=== PROBLEM TO SOLVE ===
Would you retype all of these records exactly?
═══
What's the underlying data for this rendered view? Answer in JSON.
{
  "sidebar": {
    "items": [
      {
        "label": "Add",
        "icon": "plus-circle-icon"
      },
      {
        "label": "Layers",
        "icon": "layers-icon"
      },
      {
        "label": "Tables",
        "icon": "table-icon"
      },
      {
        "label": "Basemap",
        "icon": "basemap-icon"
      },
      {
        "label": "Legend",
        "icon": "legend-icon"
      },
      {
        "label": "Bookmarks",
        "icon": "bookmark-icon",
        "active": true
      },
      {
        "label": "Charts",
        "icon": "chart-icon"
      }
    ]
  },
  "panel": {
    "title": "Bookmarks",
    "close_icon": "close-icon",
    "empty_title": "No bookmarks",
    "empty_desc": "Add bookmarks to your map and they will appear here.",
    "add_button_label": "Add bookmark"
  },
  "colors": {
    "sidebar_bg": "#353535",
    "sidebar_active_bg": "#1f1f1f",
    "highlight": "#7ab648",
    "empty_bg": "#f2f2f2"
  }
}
═══
=== OUTPUT ===
What's the underlying data for this rendered view? Answer in JSON.
{
  "sidebar": {
    "items": [
      {
        "label": "Add",
        "icon": "plus-circle-icon"
      },
      {
        "label": "Layers",
        "icon": "layers-icon"
      },
      {
        "label": "Tables",
        "icon": "table-icon"
      },
      {
        "label": "Basemap",
        "icon": "basemap-icon"
      },
      {
        "label": "Legend",
        "icon": "legend-icon"
      },
      {
        "label": "Bookmarks",
        "icon": "bookmark-icon",
        "active": true
      },
      {
        "label": "Charts",
        "icon": "chart-icon"
      }
    ]
  },
  "panel": {
    "title": "Bookmarks",
    "close_icon": "close-icon",
    "empty_title": "No bookmarks",
    "empty_desc": "Add bookmarks to your map and they will appear here.",
    "add_button_label": "Add bookmark"
  },
  "colors": {
    "sidebar_bg": "#353535",
    "sidebar_active_bg": "#1f1f1f",
    "highlight": "#7ab648",
    "empty_bg": "#f2f2f2"
  }
}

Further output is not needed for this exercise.